* Given instruction
Collect the lines of the entries where "全日制本科及以上" shows up.

--- begin ---

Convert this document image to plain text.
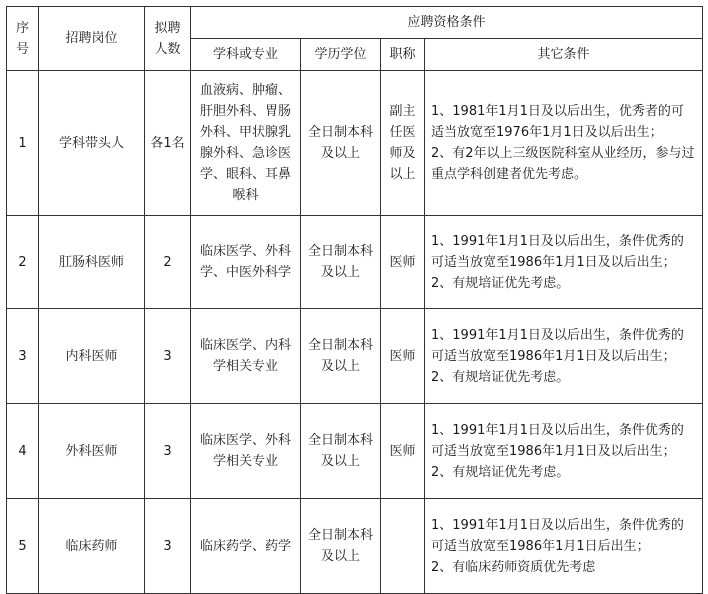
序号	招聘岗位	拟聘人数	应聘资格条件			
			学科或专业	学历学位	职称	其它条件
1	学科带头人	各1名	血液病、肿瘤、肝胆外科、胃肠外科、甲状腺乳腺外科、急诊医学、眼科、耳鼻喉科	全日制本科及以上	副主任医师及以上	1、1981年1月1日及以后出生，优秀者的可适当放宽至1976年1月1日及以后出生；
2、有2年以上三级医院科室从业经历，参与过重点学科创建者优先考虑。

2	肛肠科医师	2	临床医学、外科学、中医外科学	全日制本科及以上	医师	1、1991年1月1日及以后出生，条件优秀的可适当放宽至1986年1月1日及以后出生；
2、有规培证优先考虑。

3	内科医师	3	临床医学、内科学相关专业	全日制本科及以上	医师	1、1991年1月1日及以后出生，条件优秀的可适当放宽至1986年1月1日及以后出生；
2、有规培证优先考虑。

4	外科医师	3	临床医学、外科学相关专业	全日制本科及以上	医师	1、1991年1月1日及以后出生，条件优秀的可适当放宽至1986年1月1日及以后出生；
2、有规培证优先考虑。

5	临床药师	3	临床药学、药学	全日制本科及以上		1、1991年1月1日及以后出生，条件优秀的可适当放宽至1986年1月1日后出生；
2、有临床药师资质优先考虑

--- end ---

* The answer
1	学科带头人	各1名	血液病、肿瘤、肝胆外科、胃肠外科、甲状腺乳腺外科、急诊医学、眼科、耳鼻喉科	全日制本科及以上	副主任医师及以上	1、1981年1月1日及以后出生，优秀者的可适当放宽至1976年1月1日及以后出生；
2	肛肠科医师	2	临床医学、外科学、中医外科学	全日制本科及以上	医师	1、1991年1月1日及以后出生，条件优秀的可适当放宽至1986年1月1日及以后出生；
3	内科医师	3	临床医学、内科学相关专业	全日制本科及以上	医师	1、1991年1月1日及以后出生，条件优秀的可适当放宽至1986年1月1日及以后出生；
4	外科医师	3	临床医学、外科学相关专业	全日制本科及以上	医师	1、1991年1月1日及以后出生，条件优秀的可适当放宽至1986年1月1日及以后出生；
5	临床药师	3	临床药学、药学	全日制本科及以上		1、1991年1月1日及以后出生，条件优秀的可适当放宽至1986年1月1日后出生；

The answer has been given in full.